Directions for this task >> Show every line below where "title" can be found.

Figure data in JSON >>

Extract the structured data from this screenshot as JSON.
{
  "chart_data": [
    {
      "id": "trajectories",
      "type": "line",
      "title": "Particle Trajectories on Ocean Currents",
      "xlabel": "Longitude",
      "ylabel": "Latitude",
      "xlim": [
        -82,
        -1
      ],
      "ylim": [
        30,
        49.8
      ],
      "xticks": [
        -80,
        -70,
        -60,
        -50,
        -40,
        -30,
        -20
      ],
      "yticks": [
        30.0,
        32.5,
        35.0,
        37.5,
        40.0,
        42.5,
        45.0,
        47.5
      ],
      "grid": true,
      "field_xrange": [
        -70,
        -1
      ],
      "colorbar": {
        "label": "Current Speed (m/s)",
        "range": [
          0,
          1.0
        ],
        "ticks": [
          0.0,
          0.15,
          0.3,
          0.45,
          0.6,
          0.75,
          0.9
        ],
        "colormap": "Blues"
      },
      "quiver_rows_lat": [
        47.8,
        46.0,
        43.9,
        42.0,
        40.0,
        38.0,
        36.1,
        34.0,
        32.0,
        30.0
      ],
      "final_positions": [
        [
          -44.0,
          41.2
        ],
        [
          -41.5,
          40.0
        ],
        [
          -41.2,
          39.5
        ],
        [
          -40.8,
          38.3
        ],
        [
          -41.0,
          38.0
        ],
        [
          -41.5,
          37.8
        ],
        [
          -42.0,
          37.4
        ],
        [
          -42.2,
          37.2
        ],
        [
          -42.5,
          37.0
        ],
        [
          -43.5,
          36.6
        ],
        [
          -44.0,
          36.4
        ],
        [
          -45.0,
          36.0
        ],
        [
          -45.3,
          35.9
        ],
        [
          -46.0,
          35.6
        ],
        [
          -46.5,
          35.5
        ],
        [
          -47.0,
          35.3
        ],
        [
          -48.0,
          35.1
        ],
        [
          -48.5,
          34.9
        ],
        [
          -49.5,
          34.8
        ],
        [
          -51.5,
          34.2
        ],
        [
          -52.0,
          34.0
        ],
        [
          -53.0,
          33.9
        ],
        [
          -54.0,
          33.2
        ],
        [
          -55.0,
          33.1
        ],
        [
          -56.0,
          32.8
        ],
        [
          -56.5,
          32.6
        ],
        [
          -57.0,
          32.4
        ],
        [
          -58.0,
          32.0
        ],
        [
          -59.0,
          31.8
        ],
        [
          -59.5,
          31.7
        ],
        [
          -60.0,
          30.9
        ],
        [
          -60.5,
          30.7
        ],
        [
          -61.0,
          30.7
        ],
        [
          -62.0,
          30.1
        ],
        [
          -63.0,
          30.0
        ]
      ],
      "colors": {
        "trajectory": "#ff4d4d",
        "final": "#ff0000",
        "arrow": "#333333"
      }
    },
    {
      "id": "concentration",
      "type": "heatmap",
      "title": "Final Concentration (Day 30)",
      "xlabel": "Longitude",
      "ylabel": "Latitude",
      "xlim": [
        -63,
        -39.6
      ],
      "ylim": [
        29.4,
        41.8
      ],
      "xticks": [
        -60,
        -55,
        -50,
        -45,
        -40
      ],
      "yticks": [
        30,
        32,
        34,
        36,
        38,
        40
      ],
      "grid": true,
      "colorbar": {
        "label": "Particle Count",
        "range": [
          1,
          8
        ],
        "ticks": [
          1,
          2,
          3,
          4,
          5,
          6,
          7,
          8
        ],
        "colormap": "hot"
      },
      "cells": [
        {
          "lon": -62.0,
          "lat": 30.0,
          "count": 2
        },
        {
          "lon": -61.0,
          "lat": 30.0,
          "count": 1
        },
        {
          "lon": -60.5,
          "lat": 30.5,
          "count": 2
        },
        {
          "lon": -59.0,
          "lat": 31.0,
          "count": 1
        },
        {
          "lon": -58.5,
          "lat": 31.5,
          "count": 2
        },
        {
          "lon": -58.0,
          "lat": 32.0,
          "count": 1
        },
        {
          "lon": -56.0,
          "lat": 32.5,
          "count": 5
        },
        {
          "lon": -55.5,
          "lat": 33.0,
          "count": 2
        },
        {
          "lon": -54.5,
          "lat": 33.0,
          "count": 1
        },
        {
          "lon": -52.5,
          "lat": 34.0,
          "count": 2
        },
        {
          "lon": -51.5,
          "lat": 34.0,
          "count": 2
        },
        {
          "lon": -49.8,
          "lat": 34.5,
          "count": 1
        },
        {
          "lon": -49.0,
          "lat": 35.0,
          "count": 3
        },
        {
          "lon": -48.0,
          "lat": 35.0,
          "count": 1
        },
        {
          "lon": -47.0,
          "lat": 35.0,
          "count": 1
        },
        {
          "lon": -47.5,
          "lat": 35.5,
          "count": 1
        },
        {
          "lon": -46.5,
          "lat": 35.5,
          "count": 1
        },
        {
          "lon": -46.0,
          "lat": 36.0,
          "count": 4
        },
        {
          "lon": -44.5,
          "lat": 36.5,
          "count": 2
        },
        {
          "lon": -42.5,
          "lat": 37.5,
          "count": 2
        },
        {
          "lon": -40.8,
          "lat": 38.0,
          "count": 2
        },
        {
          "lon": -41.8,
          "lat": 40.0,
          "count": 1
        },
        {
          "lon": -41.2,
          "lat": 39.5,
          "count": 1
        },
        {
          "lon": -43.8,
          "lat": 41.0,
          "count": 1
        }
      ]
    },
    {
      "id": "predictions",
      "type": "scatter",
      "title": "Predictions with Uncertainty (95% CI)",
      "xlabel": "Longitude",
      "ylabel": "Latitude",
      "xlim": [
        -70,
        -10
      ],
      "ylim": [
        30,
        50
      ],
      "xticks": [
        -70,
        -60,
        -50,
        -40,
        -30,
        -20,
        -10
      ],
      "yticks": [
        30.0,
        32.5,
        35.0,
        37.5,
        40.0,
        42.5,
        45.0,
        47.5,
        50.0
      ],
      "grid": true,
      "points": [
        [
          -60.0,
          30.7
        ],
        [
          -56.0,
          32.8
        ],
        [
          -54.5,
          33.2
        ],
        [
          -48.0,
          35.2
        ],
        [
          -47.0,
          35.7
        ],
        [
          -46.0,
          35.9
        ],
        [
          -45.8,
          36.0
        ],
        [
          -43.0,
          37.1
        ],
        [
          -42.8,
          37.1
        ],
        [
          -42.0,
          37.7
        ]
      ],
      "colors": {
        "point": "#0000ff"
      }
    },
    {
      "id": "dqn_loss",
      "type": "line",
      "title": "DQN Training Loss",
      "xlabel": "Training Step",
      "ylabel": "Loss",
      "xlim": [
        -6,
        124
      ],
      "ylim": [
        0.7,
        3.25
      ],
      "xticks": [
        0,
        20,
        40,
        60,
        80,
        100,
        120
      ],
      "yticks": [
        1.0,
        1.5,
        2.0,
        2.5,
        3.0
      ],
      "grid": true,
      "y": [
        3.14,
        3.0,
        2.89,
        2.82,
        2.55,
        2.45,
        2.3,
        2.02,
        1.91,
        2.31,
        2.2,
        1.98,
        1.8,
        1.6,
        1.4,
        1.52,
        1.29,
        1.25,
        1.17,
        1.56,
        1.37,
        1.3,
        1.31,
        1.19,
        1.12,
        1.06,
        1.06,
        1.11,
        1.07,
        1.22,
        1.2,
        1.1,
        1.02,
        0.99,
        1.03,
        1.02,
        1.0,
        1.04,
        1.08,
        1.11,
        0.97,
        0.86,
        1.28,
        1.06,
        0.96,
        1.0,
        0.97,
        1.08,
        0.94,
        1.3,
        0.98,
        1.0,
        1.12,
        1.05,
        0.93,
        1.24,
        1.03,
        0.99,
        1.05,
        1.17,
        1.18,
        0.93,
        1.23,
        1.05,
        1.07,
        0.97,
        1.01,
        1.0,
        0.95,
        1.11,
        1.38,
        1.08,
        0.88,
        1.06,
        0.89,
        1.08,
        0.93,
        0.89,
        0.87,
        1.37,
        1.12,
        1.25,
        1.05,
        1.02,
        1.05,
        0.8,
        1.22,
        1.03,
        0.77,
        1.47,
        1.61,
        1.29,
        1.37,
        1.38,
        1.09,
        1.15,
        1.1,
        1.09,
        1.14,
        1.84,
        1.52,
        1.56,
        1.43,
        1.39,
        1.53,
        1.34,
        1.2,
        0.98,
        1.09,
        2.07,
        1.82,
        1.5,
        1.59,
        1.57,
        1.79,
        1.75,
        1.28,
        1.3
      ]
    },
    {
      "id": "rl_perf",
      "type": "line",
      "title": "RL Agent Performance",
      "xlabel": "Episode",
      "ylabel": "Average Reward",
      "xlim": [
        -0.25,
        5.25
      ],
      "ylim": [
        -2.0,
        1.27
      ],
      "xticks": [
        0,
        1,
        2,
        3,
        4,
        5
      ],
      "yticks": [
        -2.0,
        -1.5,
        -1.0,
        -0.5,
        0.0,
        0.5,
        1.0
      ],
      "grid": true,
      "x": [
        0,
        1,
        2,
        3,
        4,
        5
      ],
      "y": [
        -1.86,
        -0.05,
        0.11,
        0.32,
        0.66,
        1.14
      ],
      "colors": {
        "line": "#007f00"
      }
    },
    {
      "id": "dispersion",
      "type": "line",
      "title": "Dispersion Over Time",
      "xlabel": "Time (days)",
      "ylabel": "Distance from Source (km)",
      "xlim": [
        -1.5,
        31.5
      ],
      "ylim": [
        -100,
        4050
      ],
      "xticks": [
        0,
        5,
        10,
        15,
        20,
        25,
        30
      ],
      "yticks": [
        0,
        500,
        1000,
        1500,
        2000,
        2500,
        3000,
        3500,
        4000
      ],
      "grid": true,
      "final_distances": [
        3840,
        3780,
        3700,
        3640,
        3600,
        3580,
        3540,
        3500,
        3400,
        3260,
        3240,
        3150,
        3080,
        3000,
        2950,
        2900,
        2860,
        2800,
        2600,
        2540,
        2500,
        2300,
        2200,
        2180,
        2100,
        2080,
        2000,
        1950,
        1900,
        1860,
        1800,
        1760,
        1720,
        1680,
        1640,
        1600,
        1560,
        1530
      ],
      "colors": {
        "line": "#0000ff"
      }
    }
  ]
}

Response >>
      "title": "Particle Trajectories on Ocean Currents",
      "title": "Final Concentration (Day 30)",
      "title": "Predictions with Uncertainty (95% CI)",
      "title": "DQN Training Loss",
      "title": "RL Agent Performance",
      "title": "Dispersion Over Time",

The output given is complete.